— begin —
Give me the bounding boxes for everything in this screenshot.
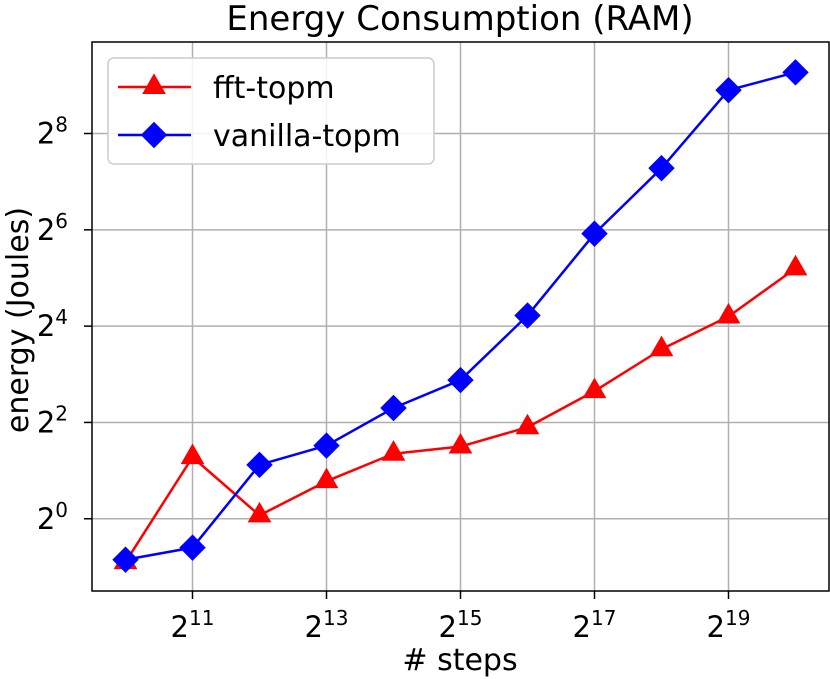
data-point-vanilla-topm-8 (648, 154, 675, 182)
series-group (112, 59, 809, 573)
data-point-vanilla-topm-3 (313, 432, 340, 459)
data-point-vanilla-topm-5 (447, 366, 474, 394)
x-tick-label-0-base: 2 (171, 610, 189, 644)
y-tick-label-2-base: 2 (37, 309, 55, 343)
x-tick-label-4: 219 (707, 606, 751, 644)
y-tick-label-0-exp: 0 (55, 498, 68, 522)
data-point-vanilla-topm-10 (782, 59, 809, 86)
x-tick-label-4-exp: 19 (725, 606, 750, 630)
x-tick-label-4-base: 2 (707, 610, 725, 644)
x-tick-label-3: 217 (573, 606, 617, 644)
y-tick-label-0-base: 2 (37, 502, 55, 536)
x-tick-label-0: 211 (171, 606, 215, 644)
data-point-fft-topm-9 (716, 302, 741, 324)
x-tick-label-3-base: 2 (573, 610, 591, 644)
y-tick-label-2-exp: 4 (55, 305, 68, 329)
chart-title: Energy Consumption (RAM) (226, 0, 693, 39)
y-tick-label-4-base: 2 (37, 117, 55, 151)
data-point-fft-topm-2 (247, 501, 272, 523)
x-tick-label-1: 213 (305, 606, 349, 644)
data-point-fft-topm-6 (515, 413, 540, 435)
y-tick-label-3: 26 (37, 209, 68, 247)
y-tick-label-3-base: 2 (37, 213, 55, 247)
y-tick-label-1-base: 2 (37, 405, 55, 439)
data-point-vanilla-topm-2 (246, 451, 273, 479)
y-tick-label-2: 24 (37, 305, 68, 343)
data-point-fft-topm-10 (783, 254, 808, 276)
x-tick-label-1-base: 2 (305, 610, 323, 644)
legend-label-fft-topm: fft-topm (213, 71, 335, 106)
x-tick-label-3-exp: 17 (591, 606, 616, 630)
y-tick-label-1-exp: 2 (55, 401, 68, 425)
y-tick-label-1: 22 (37, 401, 68, 439)
y-axis-label: energy (Joules) (1, 207, 36, 433)
y-tick-label-0: 20 (37, 498, 68, 536)
data-point-fft-topm-3 (314, 467, 339, 489)
y-tick-label-4-exp: 8 (55, 113, 68, 137)
data-point-fft-topm-4 (381, 440, 406, 461)
legend-label-vanilla-topm: vanilla-topm (213, 119, 401, 154)
data-point-fft-topm-7 (582, 377, 607, 399)
data-point-fft-topm-8 (649, 335, 674, 357)
data-point-vanilla-topm-9 (715, 76, 742, 104)
legend: fft-topm vanilla-topm (107, 57, 435, 165)
x-tick-label-0-exp: 11 (189, 606, 214, 630)
legend-marker-vanilla-topm (140, 121, 168, 149)
x-tick-label-1-exp: 13 (323, 606, 348, 630)
data-point-vanilla-topm-4 (380, 394, 407, 422)
x-tick-label-2-exp: 15 (457, 606, 482, 630)
legend-marker-fft-topm (142, 73, 166, 94)
y-tick-label-3-exp: 6 (55, 209, 68, 233)
x-axis-label: # steps (402, 643, 517, 678)
data-point-vanilla-topm-0 (112, 546, 139, 573)
legend-box (107, 57, 435, 165)
data-point-vanilla-topm-7 (581, 220, 608, 247)
data-point-fft-topm-5 (448, 432, 473, 454)
x-tick-label-2-base: 2 (439, 610, 457, 644)
data-point-vanilla-topm-1 (179, 534, 206, 561)
x-tick-label-2: 215 (439, 606, 483, 644)
y-tick-label-4: 28 (37, 113, 68, 151)
data-point-fft-topm-1 (180, 443, 205, 465)
data-point-vanilla-topm-6 (514, 302, 541, 329)
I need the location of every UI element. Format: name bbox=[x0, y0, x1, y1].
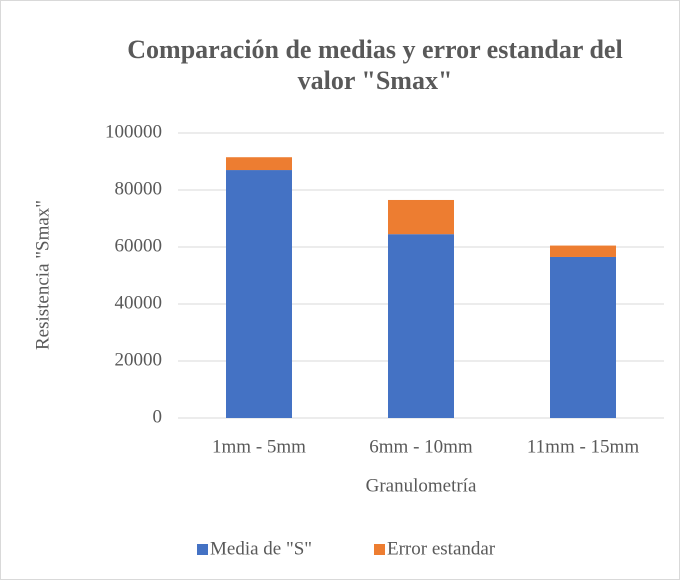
y-tick-label: 100000 bbox=[105, 121, 162, 142]
bar-segment bbox=[226, 170, 292, 418]
x-tick-label: 11mm - 15mm bbox=[527, 436, 639, 457]
legend-swatch bbox=[197, 544, 208, 555]
bar-segment bbox=[550, 256, 616, 418]
bar-segment bbox=[388, 199, 454, 235]
x-tick-label: 6mm - 10mm bbox=[369, 436, 473, 457]
x-tick-label: 1mm - 5mm bbox=[212, 436, 306, 457]
legend-swatch bbox=[374, 544, 385, 555]
x-axis-label: Granulometría bbox=[366, 475, 477, 496]
chart-title: Comparación de medias y error estandar d… bbox=[127, 35, 623, 95]
legend-label: Media de "S" bbox=[210, 538, 312, 559]
legend-label: Error estandar bbox=[387, 538, 496, 559]
bar-segment bbox=[226, 157, 292, 171]
bar-segment bbox=[388, 234, 454, 418]
y-tick-label: 80000 bbox=[115, 178, 163, 199]
y-tick-label: 40000 bbox=[115, 292, 163, 313]
y-axis-label: Resistencia "Smax" bbox=[32, 200, 53, 350]
bar-segment bbox=[550, 245, 616, 257]
y-tick-label: 0 bbox=[153, 406, 163, 427]
y-tick-label: 60000 bbox=[115, 235, 163, 256]
y-tick-label: 20000 bbox=[115, 349, 163, 370]
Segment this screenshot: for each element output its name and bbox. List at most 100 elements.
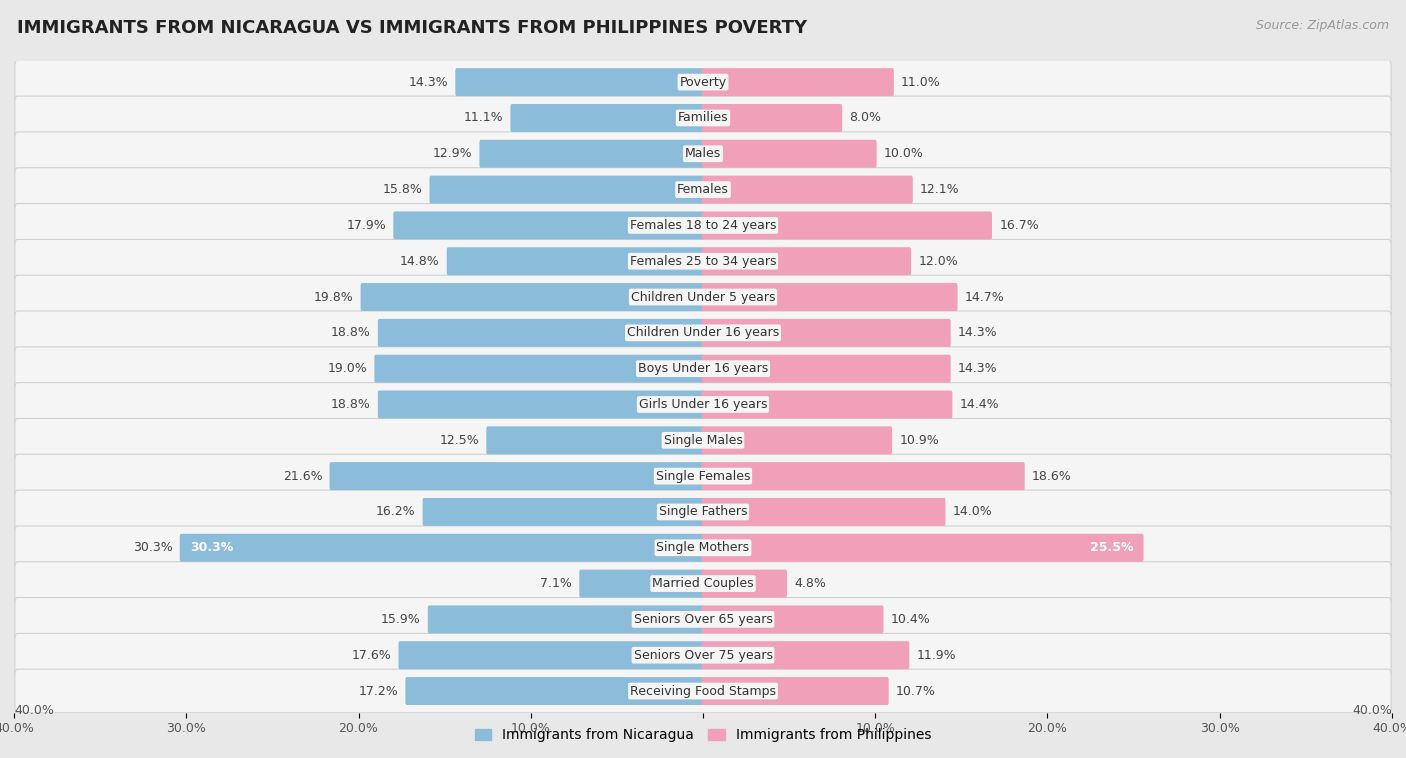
Text: 19.0%: 19.0% [328, 362, 367, 375]
Text: Single Mothers: Single Mothers [657, 541, 749, 554]
Text: 19.8%: 19.8% [314, 290, 353, 303]
FancyBboxPatch shape [15, 490, 1391, 534]
Text: 12.1%: 12.1% [920, 183, 960, 196]
Text: Females: Females [678, 183, 728, 196]
FancyBboxPatch shape [702, 569, 787, 597]
Text: 40.0%: 40.0% [14, 704, 53, 717]
Text: Single Females: Single Females [655, 470, 751, 483]
Text: 30.3%: 30.3% [190, 541, 233, 554]
Text: Seniors Over 75 years: Seniors Over 75 years [634, 649, 772, 662]
FancyBboxPatch shape [360, 283, 704, 311]
Text: 15.9%: 15.9% [381, 613, 420, 626]
FancyBboxPatch shape [510, 104, 704, 132]
Text: 10.0%: 10.0% [884, 147, 924, 160]
Legend: Immigrants from Nicaragua, Immigrants from Philippines: Immigrants from Nicaragua, Immigrants fr… [470, 723, 936, 748]
FancyBboxPatch shape [378, 390, 704, 418]
FancyBboxPatch shape [15, 96, 1391, 139]
Text: 11.0%: 11.0% [901, 76, 941, 89]
Text: 17.6%: 17.6% [352, 649, 391, 662]
Text: 14.3%: 14.3% [409, 76, 449, 89]
Text: 15.8%: 15.8% [382, 183, 422, 196]
FancyBboxPatch shape [702, 283, 957, 311]
FancyBboxPatch shape [456, 68, 704, 96]
FancyBboxPatch shape [15, 383, 1391, 426]
Text: IMMIGRANTS FROM NICARAGUA VS IMMIGRANTS FROM PHILIPPINES POVERTY: IMMIGRANTS FROM NICARAGUA VS IMMIGRANTS … [17, 19, 807, 37]
Text: 16.7%: 16.7% [1000, 219, 1039, 232]
FancyBboxPatch shape [702, 677, 889, 705]
Text: 14.3%: 14.3% [957, 362, 997, 375]
FancyBboxPatch shape [405, 677, 704, 705]
Text: 14.0%: 14.0% [953, 506, 993, 518]
FancyBboxPatch shape [398, 641, 704, 669]
FancyBboxPatch shape [702, 355, 950, 383]
Text: 21.6%: 21.6% [283, 470, 322, 483]
Text: 18.8%: 18.8% [330, 327, 371, 340]
Text: 12.5%: 12.5% [439, 434, 479, 446]
FancyBboxPatch shape [702, 390, 952, 418]
Text: Families: Families [678, 111, 728, 124]
Text: Boys Under 16 years: Boys Under 16 years [638, 362, 768, 375]
FancyBboxPatch shape [702, 426, 893, 454]
FancyBboxPatch shape [394, 211, 704, 240]
Text: 18.6%: 18.6% [1032, 470, 1071, 483]
FancyBboxPatch shape [579, 569, 704, 597]
Text: Single Fathers: Single Fathers [659, 506, 747, 518]
FancyBboxPatch shape [15, 204, 1391, 247]
Text: 25.5%: 25.5% [1090, 541, 1133, 554]
Text: Seniors Over 65 years: Seniors Over 65 years [634, 613, 772, 626]
Text: Poverty: Poverty [679, 76, 727, 89]
FancyBboxPatch shape [702, 641, 910, 669]
FancyBboxPatch shape [702, 104, 842, 132]
Text: Girls Under 16 years: Girls Under 16 years [638, 398, 768, 411]
Text: 11.1%: 11.1% [464, 111, 503, 124]
FancyBboxPatch shape [702, 247, 911, 275]
Text: 11.9%: 11.9% [917, 649, 956, 662]
FancyBboxPatch shape [15, 275, 1391, 319]
FancyBboxPatch shape [702, 319, 950, 347]
Text: Children Under 5 years: Children Under 5 years [631, 290, 775, 303]
FancyBboxPatch shape [15, 240, 1391, 283]
Text: 17.9%: 17.9% [346, 219, 387, 232]
Text: 8.0%: 8.0% [849, 111, 882, 124]
Text: 14.3%: 14.3% [957, 327, 997, 340]
Text: Males: Males [685, 147, 721, 160]
Text: Single Males: Single Males [664, 434, 742, 446]
FancyBboxPatch shape [15, 168, 1391, 211]
FancyBboxPatch shape [15, 418, 1391, 462]
FancyBboxPatch shape [486, 426, 704, 454]
FancyBboxPatch shape [427, 606, 704, 634]
FancyBboxPatch shape [15, 669, 1391, 713]
FancyBboxPatch shape [702, 498, 945, 526]
Text: 14.8%: 14.8% [399, 255, 440, 268]
FancyBboxPatch shape [702, 68, 894, 96]
Text: 7.1%: 7.1% [540, 577, 572, 590]
FancyBboxPatch shape [15, 597, 1391, 641]
Text: 16.2%: 16.2% [375, 506, 415, 518]
Text: 40.0%: 40.0% [1353, 704, 1392, 717]
Text: Receiving Food Stamps: Receiving Food Stamps [630, 684, 776, 697]
Text: 4.8%: 4.8% [794, 577, 827, 590]
Text: 10.7%: 10.7% [896, 684, 936, 697]
Text: Married Couples: Married Couples [652, 577, 754, 590]
FancyBboxPatch shape [15, 634, 1391, 677]
Text: 18.8%: 18.8% [330, 398, 371, 411]
Text: 30.3%: 30.3% [132, 541, 173, 554]
FancyBboxPatch shape [702, 534, 1143, 562]
FancyBboxPatch shape [423, 498, 704, 526]
FancyBboxPatch shape [479, 139, 704, 168]
FancyBboxPatch shape [329, 462, 704, 490]
FancyBboxPatch shape [180, 534, 704, 562]
FancyBboxPatch shape [15, 454, 1391, 498]
FancyBboxPatch shape [429, 176, 704, 204]
Text: 14.4%: 14.4% [960, 398, 1000, 411]
FancyBboxPatch shape [702, 176, 912, 204]
FancyBboxPatch shape [447, 247, 704, 275]
Text: 10.4%: 10.4% [891, 613, 931, 626]
FancyBboxPatch shape [15, 347, 1391, 390]
FancyBboxPatch shape [702, 211, 993, 240]
FancyBboxPatch shape [15, 61, 1391, 104]
FancyBboxPatch shape [702, 606, 883, 634]
Text: 10.9%: 10.9% [900, 434, 939, 446]
Text: Children Under 16 years: Children Under 16 years [627, 327, 779, 340]
FancyBboxPatch shape [15, 132, 1391, 176]
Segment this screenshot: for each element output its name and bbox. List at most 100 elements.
— end —
[Work to do]:
Rewrite the records from the line with "y-tick-label: 100000 bbox=[105, 121, 162, 142]" to the line with "legend-label: Error estandar", replacing "legend-swatch" with "legend-marker" and leaving everything else unchanged.

[Written response]:
y-tick-label: 100000 bbox=[105, 121, 162, 142]
bar-segment bbox=[226, 170, 292, 418]
x-tick-label: 11mm - 15mm bbox=[527, 436, 639, 457]
legend-marker bbox=[197, 544, 208, 555]
bar-segment bbox=[550, 256, 616, 418]
bar-segment bbox=[388, 199, 454, 235]
x-tick-label: 6mm - 10mm bbox=[369, 436, 473, 457]
x-tick-label: 1mm - 5mm bbox=[212, 436, 306, 457]
legend-marker bbox=[374, 544, 385, 555]
x-axis-label: Granulometría bbox=[366, 475, 477, 496]
chart-title: Comparación de medias y error estandar d… bbox=[127, 35, 623, 95]
legend-label: Media de "S" bbox=[210, 538, 312, 559]
legend-label: Error estandar bbox=[387, 538, 496, 559]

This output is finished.